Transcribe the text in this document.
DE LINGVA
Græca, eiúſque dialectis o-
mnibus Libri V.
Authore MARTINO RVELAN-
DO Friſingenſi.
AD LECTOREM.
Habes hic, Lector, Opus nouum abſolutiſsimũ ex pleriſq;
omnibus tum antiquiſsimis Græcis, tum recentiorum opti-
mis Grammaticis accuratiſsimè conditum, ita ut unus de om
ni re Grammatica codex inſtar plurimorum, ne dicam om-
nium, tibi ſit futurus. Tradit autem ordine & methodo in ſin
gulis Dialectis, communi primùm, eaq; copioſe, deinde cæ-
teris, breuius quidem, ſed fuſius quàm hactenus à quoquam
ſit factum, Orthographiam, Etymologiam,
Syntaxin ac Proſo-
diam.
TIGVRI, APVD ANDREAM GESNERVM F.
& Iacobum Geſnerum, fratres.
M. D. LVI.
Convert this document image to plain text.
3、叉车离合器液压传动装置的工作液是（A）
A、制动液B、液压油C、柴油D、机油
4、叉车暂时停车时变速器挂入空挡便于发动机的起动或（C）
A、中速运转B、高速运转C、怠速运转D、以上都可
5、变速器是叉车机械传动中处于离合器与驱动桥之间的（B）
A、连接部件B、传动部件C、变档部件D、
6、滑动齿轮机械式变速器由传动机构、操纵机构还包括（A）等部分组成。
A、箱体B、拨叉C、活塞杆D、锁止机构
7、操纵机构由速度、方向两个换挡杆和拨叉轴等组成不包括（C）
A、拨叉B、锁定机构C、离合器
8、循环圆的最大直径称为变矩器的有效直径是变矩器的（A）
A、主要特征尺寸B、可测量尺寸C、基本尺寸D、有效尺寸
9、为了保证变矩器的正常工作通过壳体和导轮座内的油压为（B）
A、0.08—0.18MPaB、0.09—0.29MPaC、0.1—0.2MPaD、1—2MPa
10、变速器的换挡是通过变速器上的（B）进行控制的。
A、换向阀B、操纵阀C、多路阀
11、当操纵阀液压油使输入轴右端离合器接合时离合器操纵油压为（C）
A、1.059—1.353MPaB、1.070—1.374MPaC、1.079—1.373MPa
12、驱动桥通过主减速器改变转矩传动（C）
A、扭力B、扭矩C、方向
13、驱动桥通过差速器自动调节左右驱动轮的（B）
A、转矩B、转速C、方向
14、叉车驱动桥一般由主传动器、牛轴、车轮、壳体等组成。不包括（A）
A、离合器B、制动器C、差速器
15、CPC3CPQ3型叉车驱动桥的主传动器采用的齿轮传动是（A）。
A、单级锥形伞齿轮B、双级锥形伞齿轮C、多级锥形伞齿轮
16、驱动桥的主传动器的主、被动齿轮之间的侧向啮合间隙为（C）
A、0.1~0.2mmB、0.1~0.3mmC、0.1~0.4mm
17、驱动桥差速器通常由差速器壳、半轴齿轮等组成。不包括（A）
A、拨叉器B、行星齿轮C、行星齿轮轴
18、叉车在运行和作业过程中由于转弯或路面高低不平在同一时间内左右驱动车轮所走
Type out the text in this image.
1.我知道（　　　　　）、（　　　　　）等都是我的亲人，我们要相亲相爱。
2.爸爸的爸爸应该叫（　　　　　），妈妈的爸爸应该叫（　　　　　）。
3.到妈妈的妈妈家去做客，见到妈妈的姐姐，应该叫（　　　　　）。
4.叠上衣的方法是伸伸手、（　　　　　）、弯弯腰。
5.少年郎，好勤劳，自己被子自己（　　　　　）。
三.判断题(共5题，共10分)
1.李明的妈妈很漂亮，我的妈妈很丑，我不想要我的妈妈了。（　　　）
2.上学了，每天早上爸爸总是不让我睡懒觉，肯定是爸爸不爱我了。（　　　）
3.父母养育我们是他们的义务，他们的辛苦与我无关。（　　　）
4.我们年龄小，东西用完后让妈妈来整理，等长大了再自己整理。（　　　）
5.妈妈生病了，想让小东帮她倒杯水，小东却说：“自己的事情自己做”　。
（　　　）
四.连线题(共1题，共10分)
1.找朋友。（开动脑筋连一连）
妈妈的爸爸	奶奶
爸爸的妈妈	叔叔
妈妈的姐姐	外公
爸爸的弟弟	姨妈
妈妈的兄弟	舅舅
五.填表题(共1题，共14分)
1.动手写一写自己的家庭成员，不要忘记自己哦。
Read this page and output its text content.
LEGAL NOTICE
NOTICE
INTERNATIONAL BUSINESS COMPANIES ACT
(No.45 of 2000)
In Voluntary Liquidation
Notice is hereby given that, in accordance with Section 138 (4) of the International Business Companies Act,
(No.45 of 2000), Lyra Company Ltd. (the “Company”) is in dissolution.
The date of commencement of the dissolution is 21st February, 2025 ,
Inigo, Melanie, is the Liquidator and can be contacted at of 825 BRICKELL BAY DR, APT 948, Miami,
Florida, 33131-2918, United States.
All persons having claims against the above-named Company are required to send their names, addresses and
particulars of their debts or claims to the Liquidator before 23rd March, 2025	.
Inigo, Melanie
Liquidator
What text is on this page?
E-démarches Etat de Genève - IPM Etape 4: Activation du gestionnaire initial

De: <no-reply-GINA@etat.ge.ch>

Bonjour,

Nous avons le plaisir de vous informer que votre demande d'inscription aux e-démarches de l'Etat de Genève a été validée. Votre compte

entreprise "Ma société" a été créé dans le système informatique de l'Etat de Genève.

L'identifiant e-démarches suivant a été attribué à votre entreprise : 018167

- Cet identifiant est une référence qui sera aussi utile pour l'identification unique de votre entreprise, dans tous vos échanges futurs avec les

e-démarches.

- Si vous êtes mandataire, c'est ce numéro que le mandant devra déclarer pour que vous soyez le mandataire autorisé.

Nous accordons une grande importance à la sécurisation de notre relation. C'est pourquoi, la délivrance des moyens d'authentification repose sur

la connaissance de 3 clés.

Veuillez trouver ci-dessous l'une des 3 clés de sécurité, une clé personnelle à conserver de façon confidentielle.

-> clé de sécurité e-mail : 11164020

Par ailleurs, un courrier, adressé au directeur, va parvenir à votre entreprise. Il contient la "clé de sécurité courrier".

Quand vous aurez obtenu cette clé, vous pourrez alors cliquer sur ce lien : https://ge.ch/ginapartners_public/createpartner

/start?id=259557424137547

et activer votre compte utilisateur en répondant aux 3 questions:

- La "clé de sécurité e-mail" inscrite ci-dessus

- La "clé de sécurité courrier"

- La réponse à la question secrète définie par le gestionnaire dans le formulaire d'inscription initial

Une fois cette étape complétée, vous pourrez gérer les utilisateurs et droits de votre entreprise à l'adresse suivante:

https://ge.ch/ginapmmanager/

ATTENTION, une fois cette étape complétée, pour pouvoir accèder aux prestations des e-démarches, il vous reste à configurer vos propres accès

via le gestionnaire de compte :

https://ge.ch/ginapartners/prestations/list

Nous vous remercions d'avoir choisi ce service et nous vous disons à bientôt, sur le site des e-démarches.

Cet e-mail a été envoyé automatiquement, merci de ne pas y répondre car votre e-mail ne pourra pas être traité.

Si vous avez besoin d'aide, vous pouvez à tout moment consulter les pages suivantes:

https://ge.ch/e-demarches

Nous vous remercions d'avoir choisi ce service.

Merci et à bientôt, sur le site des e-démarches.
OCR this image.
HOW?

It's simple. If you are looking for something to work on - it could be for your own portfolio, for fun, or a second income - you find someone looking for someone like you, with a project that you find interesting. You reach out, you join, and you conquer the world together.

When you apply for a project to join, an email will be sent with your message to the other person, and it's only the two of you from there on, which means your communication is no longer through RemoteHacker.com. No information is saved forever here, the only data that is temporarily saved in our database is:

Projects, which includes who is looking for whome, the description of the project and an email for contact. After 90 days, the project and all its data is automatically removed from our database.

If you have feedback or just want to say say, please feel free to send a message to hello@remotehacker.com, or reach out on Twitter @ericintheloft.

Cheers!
━━━━━━━━
## [SHORT EXERCISE]
Nothing should be left out: repeat all of the data exactly.

## [EXERCISE RESPONSE]
Transcribe the text in this document.
DE LINGVA
Græca, eiúſque dialectis o-
mnibus Libri V.
Authore MARTINO RVELAN-
DO Friſingenſi.
AD LECTOREM.
Habes hic, Lector, Opus nouum abſolutiſsimũ ex pleriſq;
omnibus tum antiquiſsimis Græcis, tum recentiorum opti-
mis Grammaticis accuratiſsimè conditum, ita ut unus de om
ni re Grammatica codex inſtar plurimorum, ne dicam om-
nium, tibi ſit futurus. Tradit autem ordine & methodo in ſin
gulis Dialectis, communi primùm, eaq; copioſe, deinde cæ-
teris, breuius quidem, ſed fuſius quàm hactenus à quoquam
ſit factum, Orthographiam, Etymologiam,
Syntaxin ac Proſo-
diam.
TIGVRI, APVD ANDREAM GESNERVM F.
& Iacobum Geſnerum, fratres.
M. D. LVI.
Convert this document image to plain text.
3、叉车离合器液压传动装置的工作液是（A）
A、制动液B、液压油C、柴油D、机油
4、叉车暂时停车时变速器挂入空挡便于发动机的起动或（C）
A、中速运转B、高速运转C、怠速运转D、以上都可
5、变速器是叉车机械传动中处于离合器与驱动桥之间的（B）
A、连接部件B、传动部件C、变档部件D、
6、滑动齿轮机械式变速器由传动机构、操纵机构还包括（A）等部分组成。
A、箱体B、拨叉C、活塞杆D、锁止机构
7、操纵机构由速度、方向两个换挡杆和拨叉轴等组成不包括（C）
A、拨叉B、锁定机构C、离合器
8、循环圆的最大直径称为变矩器的有效直径是变矩器的（A）
A、主要特征尺寸B、可测量尺寸C、基本尺寸D、有效尺寸
9、为了保证变矩器的正常工作通过壳体和导轮座内的油压为（B）
A、0.08—0.18MPaB、0.09—0.29MPaC、0.1—0.2MPaD、1—2MPa
10、变速器的换挡是通过变速器上的（B）进行控制的。
A、换向阀B、操纵阀C、多路阀
11、当操纵阀液压油使输入轴右端离合器接合时离合器操纵油压为（C）
A、1.059—1.353MPaB、1.070—1.374MPaC、1.079—1.373MPa
12、驱动桥通过主减速器改变转矩传动（C）
A、扭力B、扭矩C、方向
13、驱动桥通过差速器自动调节左右驱动轮的（B）
A、转矩B、转速C、方向
14、叉车驱动桥一般由主传动器、牛轴、车轮、壳体等组成。不包括（A）
A、离合器B、制动器C、差速器
15、CPC3CPQ3型叉车驱动桥的主传动器采用的齿轮传动是（A）。
A、单级锥形伞齿轮B、双级锥形伞齿轮C、多级锥形伞齿轮
16、驱动桥的主传动器的主、被动齿轮之间的侧向啮合间隙为（C）
A、0.1~0.2mmB、0.1~0.3mmC、0.1~0.4mm
17、驱动桥差速器通常由差速器壳、半轴齿轮等组成。不包括（A）
A、拨叉器B、行星齿轮C、行星齿轮轴
18、叉车在运行和作业过程中由于转弯或路面高低不平在同一时间内左右驱动车轮所走
Type out the text in this image.
1.我知道（　　　　　）、（　　　　　）等都是我的亲人，我们要相亲相爱。
2.爸爸的爸爸应该叫（　　　　　），妈妈的爸爸应该叫（　　　　　）。
3.到妈妈的妈妈家去做客，见到妈妈的姐姐，应该叫（　　　　　）。
4.叠上衣的方法是伸伸手、（　　　　　）、弯弯腰。
5.少年郎，好勤劳，自己被子自己（　　　　　）。
三.判断题(共5题，共10分)
1.李明的妈妈很漂亮，我的妈妈很丑，我不想要我的妈妈了。（　　　）
2.上学了，每天早上爸爸总是不让我睡懒觉，肯定是爸爸不爱我了。（　　　）
3.父母养育我们是他们的义务，他们的辛苦与我无关。（　　　）
4.我们年龄小，东西用完后让妈妈来整理，等长大了再自己整理。（　　　）
5.妈妈生病了，想让小东帮她倒杯水，小东却说：“自己的事情自己做”　。
（　　　）
四.连线题(共1题，共10分)
1.找朋友。（开动脑筋连一连）
妈妈的爸爸	奶奶
爸爸的妈妈	叔叔
妈妈的姐姐	外公
爸爸的弟弟	姨妈
妈妈的兄弟	舅舅
五.填表题(共1题，共14分)
1.动手写一写自己的家庭成员，不要忘记自己哦。
Read this page and output its text content.
LEGAL NOTICE
NOTICE
INTERNATIONAL BUSINESS COMPANIES ACT
(No.45 of 2000)
In Voluntary Liquidation
Notice is hereby given that, in accordance with Section 138 (4) of the International Business Companies Act,
(No.45 of 2000), Lyra Company Ltd. (the “Company”) is in dissolution.
The date of commencement of the dissolution is 21st February, 2025 ,
Inigo, Melanie, is the Liquidator and can be contacted at of 825 BRICKELL BAY DR, APT 948, Miami,
Florida, 33131-2918, United States.
All persons having claims against the above-named Company are required to send their names, addresses and
particulars of their debts or claims to the Liquidator before 23rd March, 2025	.
Inigo, Melanie
Liquidator
What text is on this page?
E-démarches Etat de Genève - IPM Etape 4: Activation du gestionnaire initial

De: <no-reply-GINA@etat.ge.ch>

Bonjour,

Nous avons le plaisir de vous informer que votre demande d'inscription aux e-démarches de l'Etat de Genève a été validée. Votre compte

entreprise "Ma société" a été créé dans le système informatique de l'Etat de Genève.

L'identifiant e-démarches suivant a été attribué à votre entreprise : 018167

- Cet identifiant est une référence qui sera aussi utile pour l'identification unique de votre entreprise, dans tous vos échanges futurs avec les

e-démarches.

- Si vous êtes mandataire, c'est ce numéro que le mandant devra déclarer pour que vous soyez le mandataire autorisé.

Nous accordons une grande importance à la sécurisation de notre relation. C'est pourquoi, la délivrance des moyens d'authentification repose sur

la connaissance de 3 clés.

Veuillez trouver ci-dessous l'une des 3 clés de sécurité, une clé personnelle à conserver de façon confidentielle.

-> clé de sécurité e-mail : 11164020

Par ailleurs, un courrier, adressé au directeur, va parvenir à votre entreprise. Il contient la "clé de sécurité courrier".

Quand vous aurez obtenu cette clé, vous pourrez alors cliquer sur ce lien : https://ge.ch/ginapartners_public/createpartner

/start?id=259557424137547

et activer votre compte utilisateur en répondant aux 3 questions:

- La "clé de sécurité e-mail" inscrite ci-dessus

- La "clé de sécurité courrier"

- La réponse à la question secrète définie par le gestionnaire dans le formulaire d'inscription initial

Une fois cette étape complétée, vous pourrez gérer les utilisateurs et droits de votre entreprise à l'adresse suivante:

https://ge.ch/ginapmmanager/

ATTENTION, une fois cette étape complétée, pour pouvoir accèder aux prestations des e-démarches, il vous reste à configurer vos propres accès

via le gestionnaire de compte :

https://ge.ch/ginapartners/prestations/list

Nous vous remercions d'avoir choisi ce service et nous vous disons à bientôt, sur le site des e-démarches.

Cet e-mail a été envoyé automatiquement, merci de ne pas y répondre car votre e-mail ne pourra pas être traité.

Si vous avez besoin d'aide, vous pouvez à tout moment consulter les pages suivantes:

https://ge.ch/e-demarches

Nous vous remercions d'avoir choisi ce service.

Merci et à bientôt, sur le site des e-démarches.
OCR this image.
HOW?

It's simple. If you are looking for something to work on - it could be for your own portfolio, for fun, or a second income - you find someone looking for someone like you, with a project that you find interesting. You reach out, you join, and you conquer the world together.

When you apply for a project to join, an email will be sent with your message to the other person, and it's only the two of you from there on, which means your communication is no longer through RemoteHacker.com. No information is saved forever here, the only data that is temporarily saved in our database is:

Projects, which includes who is looking for whome, the description of the project and an email for contact. After 90 days, the project and all its data is automatically removed from our database.

If you have feedback or just want to say say, please feel free to send a message to hello@remotehacker.com, or reach out on Twitter @ericintheloft.

Cheers!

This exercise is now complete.